What to produce
Write the data below out exactly as it stands. Do not include the pictures.

Data provided

+===+

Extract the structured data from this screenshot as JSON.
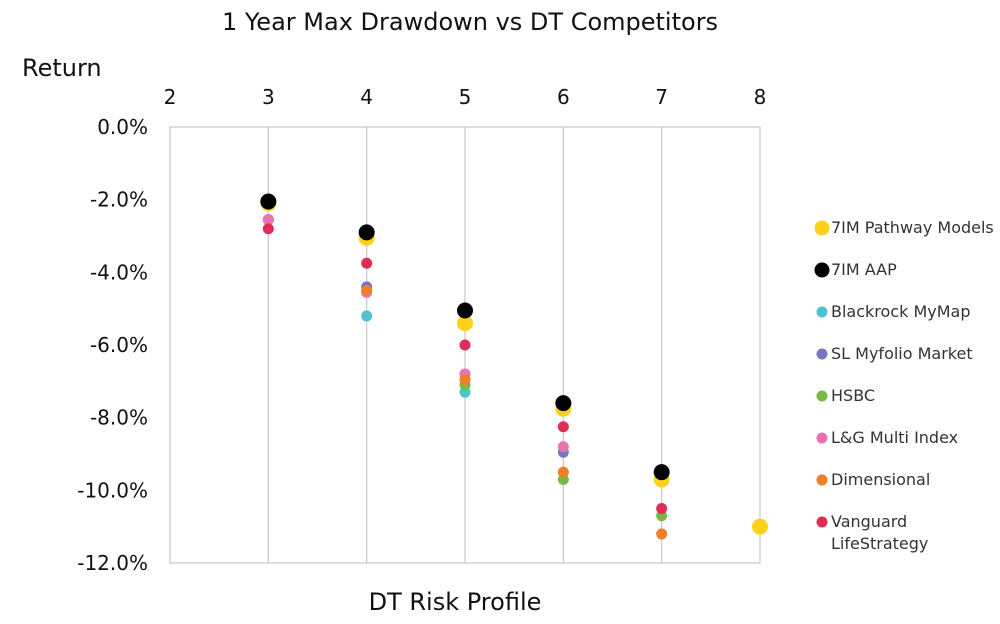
{
  "chart_data": {
    "type": "scatter",
    "title": "1 Year Max Drawdown vs DT Competitors",
    "xlabel": "DT Risk Profile",
    "ylabel": "Return",
    "xlim": [
      2,
      8
    ],
    "ylim": [
      -12.0,
      0.0
    ],
    "x_ticks": [
      "2",
      "3",
      "4",
      "5",
      "6",
      "7",
      "8"
    ],
    "y_ticks": [
      "0.0%",
      "-2.0%",
      "-4.0%",
      "-6.0%",
      "-8.0%",
      "-10.0%",
      "-12.0%"
    ],
    "grid": "vertical",
    "x_axis_position": "top",
    "legend_position": "right",
    "series": [
      {
        "name": "7IM Pathway Models",
        "color": "#FFD11A",
        "size": "large",
        "points": [
          [
            3,
            -2.1
          ],
          [
            4,
            -3.05
          ],
          [
            5,
            -5.4
          ],
          [
            6,
            -7.75
          ],
          [
            7,
            -9.7
          ],
          [
            8,
            -11.0
          ]
        ]
      },
      {
        "name": "7IM AAP",
        "color": "#000000",
        "size": "large",
        "points": [
          [
            3,
            -2.05
          ],
          [
            4,
            -2.9
          ],
          [
            5,
            -5.05
          ],
          [
            6,
            -7.6
          ],
          [
            7,
            -9.5
          ]
        ]
      },
      {
        "name": "Blackrock MyMap",
        "color": "#4FC3CF",
        "size": "small",
        "points": [
          [
            3,
            -2.55
          ],
          [
            4,
            -5.2
          ],
          [
            5,
            -7.3
          ]
        ]
      },
      {
        "name": "SL Myfolio Market",
        "color": "#7479BD",
        "size": "small",
        "points": [
          [
            3,
            -2.55
          ],
          [
            4,
            -4.4
          ],
          [
            5,
            -6.8
          ],
          [
            6,
            -8.95
          ]
        ]
      },
      {
        "name": "HSBC",
        "color": "#78B943",
        "size": "small",
        "points": [
          [
            3,
            -2.0
          ],
          [
            4,
            -4.5
          ],
          [
            5,
            -7.1
          ],
          [
            6,
            -9.7
          ],
          [
            7,
            -10.7
          ]
        ]
      },
      {
        "name": "L&G Multi Index",
        "color": "#EB72B2",
        "size": "small",
        "points": [
          [
            3,
            -2.55
          ],
          [
            4,
            -4.55
          ],
          [
            5,
            -6.8
          ],
          [
            6,
            -8.8
          ]
        ]
      },
      {
        "name": "Dimensional",
        "color": "#EE8128",
        "size": "small",
        "points": [
          [
            3,
            -2.15
          ],
          [
            4,
            -4.5
          ],
          [
            5,
            -6.95
          ],
          [
            6,
            -9.5
          ],
          [
            7,
            -11.2
          ]
        ]
      },
      {
        "name": "Vanguard LifeStrategy",
        "color": "#E22B56",
        "size": "small",
        "points": [
          [
            3,
            -2.8
          ],
          [
            4,
            -3.75
          ],
          [
            5,
            -6.0
          ],
          [
            6,
            -8.25
          ],
          [
            7,
            -10.5
          ]
        ]
      }
    ]
  }
}
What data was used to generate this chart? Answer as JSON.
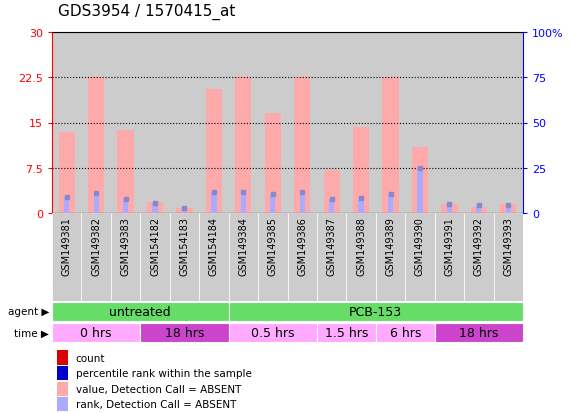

+===+

The solution
Extract the structured data from this screenshot as JSON.
{
  "chart_data": {
    "type": "scatter",
    "title": "1 Year Max Drawdown vs DT Competitors",
    "xlabel": "DT Risk Profile",
    "ylabel": "Return",
    "xlim": [
      2,
      8
    ],
    "ylim": [
      -12.0,
      0.0
    ],
    "x_ticks": [
      "2",
      "3",
      "4",
      "5",
      "6",
      "7",
      "8"
    ],
    "y_ticks": [
      "0.0%",
      "-2.0%",
      "-4.0%",
      "-6.0%",
      "-8.0%",
      "-10.0%",
      "-12.0%"
    ],
    "grid": "vertical",
    "x_axis_position": "top",
    "legend_position": "right",
    "series": [
      {
        "name": "7IM Pathway Models",
        "color": "#FFD11A",
        "size": "large",
        "points": [
          [
            3,
            -2.1
          ],
          [
            4,
            -3.05
          ],
          [
            5,
            -5.4
          ],
          [
            6,
            -7.75
          ],
          [
            7,
            -9.7
          ],
          [
            8,
            -11.0
          ]
        ]
      },
      {
        "name": "7IM AAP",
        "color": "#000000",
        "size": "large",
        "points": [
          [
            3,
            -2.05
          ],
          [
            4,
            -2.9
          ],
          [
            5,
            -5.05
          ],
          [
            6,
            -7.6
          ],
          [
            7,
            -9.5
          ]
        ]
      },
      {
        "name": "Blackrock MyMap",
        "color": "#4FC3CF",
        "size": "small",
        "points": [
          [
            3,
            -2.55
          ],
          [
            4,
            -5.2
          ],
          [
            5,
            -7.3
          ]
        ]
      },
      {
        "name": "SL Myfolio Market",
        "color": "#7479BD",
        "size": "small",
        "points": [
          [
            3,
            -2.55
          ],
          [
            4,
            -4.4
          ],
          [
            5,
            -6.8
          ],
          [
            6,
            -8.95
          ]
        ]
      },
      {
        "name": "HSBC",
        "color": "#78B943",
        "size": "small",
        "points": [
          [
            3,
            -2.0
          ],
          [
            4,
            -4.5
          ],
          [
            5,
            -7.1
          ],
          [
            6,
            -9.7
          ],
          [
            7,
            -10.7
          ]
        ]
      },
      {
        "name": "L&G Multi Index",
        "color": "#EB72B2",
        "size": "small",
        "points": [
          [
            3,
            -2.55
          ],
          [
            4,
            -4.55
          ],
          [
            5,
            -6.8
          ],
          [
            6,
            -8.8
          ]
        ]
      },
      {
        "name": "Dimensional",
        "color": "#EE8128",
        "size": "small",
        "points": [
          [
            3,
            -2.15
          ],
          [
            4,
            -4.5
          ],
          [
            5,
            -6.95
          ],
          [
            6,
            -9.5
          ],
          [
            7,
            -11.2
          ]
        ]
      },
      {
        "name": "Vanguard LifeStrategy",
        "color": "#E22B56",
        "size": "small",
        "points": [
          [
            3,
            -2.8
          ],
          [
            4,
            -3.75
          ],
          [
            5,
            -6.0
          ],
          [
            6,
            -8.25
          ],
          [
            7,
            -10.5
          ]
        ]
      }
    ]
  }
}
What data was used to generate this chart? Answer as JSON.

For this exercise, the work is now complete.